- _Required work_
Repeat, exactly and completely, the entries shown underneath.

- _Extracted information_
-=-=-
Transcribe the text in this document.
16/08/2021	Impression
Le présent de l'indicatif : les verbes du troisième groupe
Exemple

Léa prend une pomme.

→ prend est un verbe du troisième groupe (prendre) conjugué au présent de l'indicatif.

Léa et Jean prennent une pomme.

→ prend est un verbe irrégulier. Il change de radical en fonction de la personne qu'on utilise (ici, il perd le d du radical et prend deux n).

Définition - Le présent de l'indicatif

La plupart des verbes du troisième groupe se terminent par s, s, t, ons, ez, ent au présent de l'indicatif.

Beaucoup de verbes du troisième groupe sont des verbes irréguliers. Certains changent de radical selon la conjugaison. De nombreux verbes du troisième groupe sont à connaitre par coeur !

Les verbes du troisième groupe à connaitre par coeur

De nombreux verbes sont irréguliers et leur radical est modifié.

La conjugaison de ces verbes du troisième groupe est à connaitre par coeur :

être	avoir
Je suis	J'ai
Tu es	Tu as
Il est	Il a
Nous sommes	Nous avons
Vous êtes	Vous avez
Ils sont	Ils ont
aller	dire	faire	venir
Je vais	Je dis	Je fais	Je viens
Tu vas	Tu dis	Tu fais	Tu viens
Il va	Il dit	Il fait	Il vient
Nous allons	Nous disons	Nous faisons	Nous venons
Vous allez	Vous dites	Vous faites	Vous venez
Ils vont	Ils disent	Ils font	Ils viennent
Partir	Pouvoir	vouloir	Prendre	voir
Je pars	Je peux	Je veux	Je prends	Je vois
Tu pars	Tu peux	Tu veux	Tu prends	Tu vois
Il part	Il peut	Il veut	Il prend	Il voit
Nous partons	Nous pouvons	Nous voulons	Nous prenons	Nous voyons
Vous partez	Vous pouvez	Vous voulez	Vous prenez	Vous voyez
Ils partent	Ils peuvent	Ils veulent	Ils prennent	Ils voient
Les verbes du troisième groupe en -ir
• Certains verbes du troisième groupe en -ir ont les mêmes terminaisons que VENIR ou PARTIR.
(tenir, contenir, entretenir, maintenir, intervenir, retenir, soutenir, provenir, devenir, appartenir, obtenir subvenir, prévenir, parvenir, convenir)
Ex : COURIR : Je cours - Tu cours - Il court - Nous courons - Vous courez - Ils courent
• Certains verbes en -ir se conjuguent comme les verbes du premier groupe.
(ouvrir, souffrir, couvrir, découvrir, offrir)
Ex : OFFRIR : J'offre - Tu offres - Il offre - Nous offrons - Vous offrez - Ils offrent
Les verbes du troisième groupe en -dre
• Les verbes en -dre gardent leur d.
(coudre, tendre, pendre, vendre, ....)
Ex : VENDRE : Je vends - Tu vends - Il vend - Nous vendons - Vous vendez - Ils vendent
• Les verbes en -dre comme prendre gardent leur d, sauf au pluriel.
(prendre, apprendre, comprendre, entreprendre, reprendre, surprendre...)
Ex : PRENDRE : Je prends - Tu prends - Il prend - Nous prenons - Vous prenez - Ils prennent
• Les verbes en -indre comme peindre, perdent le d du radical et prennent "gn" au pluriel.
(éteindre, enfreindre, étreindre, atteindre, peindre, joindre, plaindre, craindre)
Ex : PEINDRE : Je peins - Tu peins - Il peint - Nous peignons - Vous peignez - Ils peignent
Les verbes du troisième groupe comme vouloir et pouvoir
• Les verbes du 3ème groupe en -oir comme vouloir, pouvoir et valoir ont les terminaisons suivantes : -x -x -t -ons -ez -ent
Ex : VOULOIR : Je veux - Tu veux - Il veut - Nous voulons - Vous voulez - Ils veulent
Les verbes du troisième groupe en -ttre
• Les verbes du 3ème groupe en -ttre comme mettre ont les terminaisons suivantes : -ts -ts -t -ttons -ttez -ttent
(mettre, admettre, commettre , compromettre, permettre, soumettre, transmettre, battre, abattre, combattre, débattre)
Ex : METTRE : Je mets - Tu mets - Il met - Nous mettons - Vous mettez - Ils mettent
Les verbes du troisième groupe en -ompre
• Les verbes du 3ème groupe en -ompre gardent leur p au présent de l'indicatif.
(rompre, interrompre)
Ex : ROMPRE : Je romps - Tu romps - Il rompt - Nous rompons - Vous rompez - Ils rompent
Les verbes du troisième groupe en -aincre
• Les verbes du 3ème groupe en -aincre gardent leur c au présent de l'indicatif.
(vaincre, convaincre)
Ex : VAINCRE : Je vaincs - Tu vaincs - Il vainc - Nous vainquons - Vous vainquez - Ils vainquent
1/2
-=-=-
- _Problem solution_
Transcribe the text in this document.
16/08/2021	Impression
Le présent de l'indicatif : les verbes du troisième groupe
Exemple

Léa prend une pomme.

→ prend est un verbe du troisième groupe (prendre) conjugué au présent de l'indicatif.

Léa et Jean prennent une pomme.

→ prend est un verbe irrégulier. Il change de radical en fonction de la personne qu'on utilise (ici, il perd le d du radical et prend deux n).

Définition - Le présent de l'indicatif

La plupart des verbes du troisième groupe se terminent par s, s, t, ons, ez, ent au présent de l'indicatif.

Beaucoup de verbes du troisième groupe sont des verbes irréguliers. Certains changent de radical selon la conjugaison. De nombreux verbes du troisième groupe sont à connaitre par coeur !

Les verbes du troisième groupe à connaitre par coeur

De nombreux verbes sont irréguliers et leur radical est modifié.

La conjugaison de ces verbes du troisième groupe est à connaitre par coeur :

être	avoir
Je suis	J'ai
Tu es	Tu as
Il est	Il a
Nous sommes	Nous avons
Vous êtes	Vous avez
Ils sont	Ils ont
aller	dire	faire	venir
Je vais	Je dis	Je fais	Je viens
Tu vas	Tu dis	Tu fais	Tu viens
Il va	Il dit	Il fait	Il vient
Nous allons	Nous disons	Nous faisons	Nous venons
Vous allez	Vous dites	Vous faites	Vous venez
Ils vont	Ils disent	Ils font	Ils viennent
Partir	Pouvoir	vouloir	Prendre	voir
Je pars	Je peux	Je veux	Je prends	Je vois
Tu pars	Tu peux	Tu veux	Tu prends	Tu vois
Il part	Il peut	Il veut	Il prend	Il voit
Nous partons	Nous pouvons	Nous voulons	Nous prenons	Nous voyons
Vous partez	Vous pouvez	Vous voulez	Vous prenez	Vous voyez
Ils partent	Ils peuvent	Ils veulent	Ils prennent	Ils voient
Les verbes du troisième groupe en -ir
• Certains verbes du troisième groupe en -ir ont les mêmes terminaisons que VENIR ou PARTIR.
(tenir, contenir, entretenir, maintenir, intervenir, retenir, soutenir, provenir, devenir, appartenir, obtenir subvenir, prévenir, parvenir, convenir)
Ex : COURIR : Je cours - Tu cours - Il court - Nous courons - Vous courez - Ils courent
• Certains verbes en -ir se conjuguent comme les verbes du premier groupe.
(ouvrir, souffrir, couvrir, découvrir, offrir)
Ex : OFFRIR : J'offre - Tu offres - Il offre - Nous offrons - Vous offrez - Ils offrent
Les verbes du troisième groupe en -dre
• Les verbes en -dre gardent leur d.
(coudre, tendre, pendre, vendre, ....)
Ex : VENDRE : Je vends - Tu vends - Il vend - Nous vendons - Vous vendez - Ils vendent
• Les verbes en -dre comme prendre gardent leur d, sauf au pluriel.
(prendre, apprendre, comprendre, entreprendre, reprendre, surprendre...)
Ex : PRENDRE : Je prends - Tu prends - Il prend - Nous prenons - Vous prenez - Ils prennent
• Les verbes en -indre comme peindre, perdent le d du radical et prennent "gn" au pluriel.
(éteindre, enfreindre, étreindre, atteindre, peindre, joindre, plaindre, craindre)
Ex : PEINDRE : Je peins - Tu peins - Il peint - Nous peignons - Vous peignez - Ils peignent
Les verbes du troisième groupe comme vouloir et pouvoir
• Les verbes du 3ème groupe en -oir comme vouloir, pouvoir et valoir ont les terminaisons suivantes : -x -x -t -ons -ez -ent
Ex : VOULOIR : Je veux - Tu veux - Il veut - Nous voulons - Vous voulez - Ils veulent
Les verbes du troisième groupe en -ttre
• Les verbes du 3ème groupe en -ttre comme mettre ont les terminaisons suivantes : -ts -ts -t -ttons -ttez -ttent
(mettre, admettre, commettre , compromettre, permettre, soumettre, transmettre, battre, abattre, combattre, débattre)
Ex : METTRE : Je mets - Tu mets - Il met - Nous mettons - Vous mettez - Ils mettent
Les verbes du troisième groupe en -ompre
• Les verbes du 3ème groupe en -ompre gardent leur p au présent de l'indicatif.
(rompre, interrompre)
Ex : ROMPRE : Je romps - Tu romps - Il rompt - Nous rompons - Vous rompez - Ils rompent
Les verbes du troisième groupe en -aincre
• Les verbes du 3ème groupe en -aincre gardent leur c au présent de l'indicatif.
(vaincre, convaincre)
Ex : VAINCRE : Je vaincs - Tu vaincs - Il vainc - Nous vainquons - Vous vainquez - Ils vainquent
1/2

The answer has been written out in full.